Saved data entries
----

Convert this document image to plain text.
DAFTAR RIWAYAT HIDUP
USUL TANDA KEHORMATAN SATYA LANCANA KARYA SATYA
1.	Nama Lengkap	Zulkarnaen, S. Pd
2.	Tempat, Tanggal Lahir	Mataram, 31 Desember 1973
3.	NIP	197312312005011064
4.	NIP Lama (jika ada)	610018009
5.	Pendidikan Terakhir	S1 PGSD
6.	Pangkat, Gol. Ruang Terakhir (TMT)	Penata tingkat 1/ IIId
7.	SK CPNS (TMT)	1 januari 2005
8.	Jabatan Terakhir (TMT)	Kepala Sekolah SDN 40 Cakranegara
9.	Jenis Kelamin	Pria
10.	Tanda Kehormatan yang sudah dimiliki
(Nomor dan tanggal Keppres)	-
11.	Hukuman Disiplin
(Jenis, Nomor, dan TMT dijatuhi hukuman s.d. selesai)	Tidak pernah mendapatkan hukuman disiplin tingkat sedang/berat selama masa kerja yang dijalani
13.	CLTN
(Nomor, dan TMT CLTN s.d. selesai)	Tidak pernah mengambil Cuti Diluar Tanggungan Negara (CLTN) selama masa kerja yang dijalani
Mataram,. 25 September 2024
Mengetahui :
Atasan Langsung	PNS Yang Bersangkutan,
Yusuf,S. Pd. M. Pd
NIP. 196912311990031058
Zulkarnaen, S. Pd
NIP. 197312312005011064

----

* What needs to be done *
Scan the data for the word "masa" and copy every line where it shows up.

* Answer to this exercise *
(Jenis, Nomor, dan TMT dijatuhi hukuman s.d. selesai)	Tidak pernah mendapatkan hukuman disiplin tingkat sedang/berat selama masa kerja yang dijalani
(Nomor, dan TMT CLTN s.d. selesai)	Tidak pernah mengambil Cuti Diluar Tanggungan Negara (CLTN) selama masa kerja yang dijalani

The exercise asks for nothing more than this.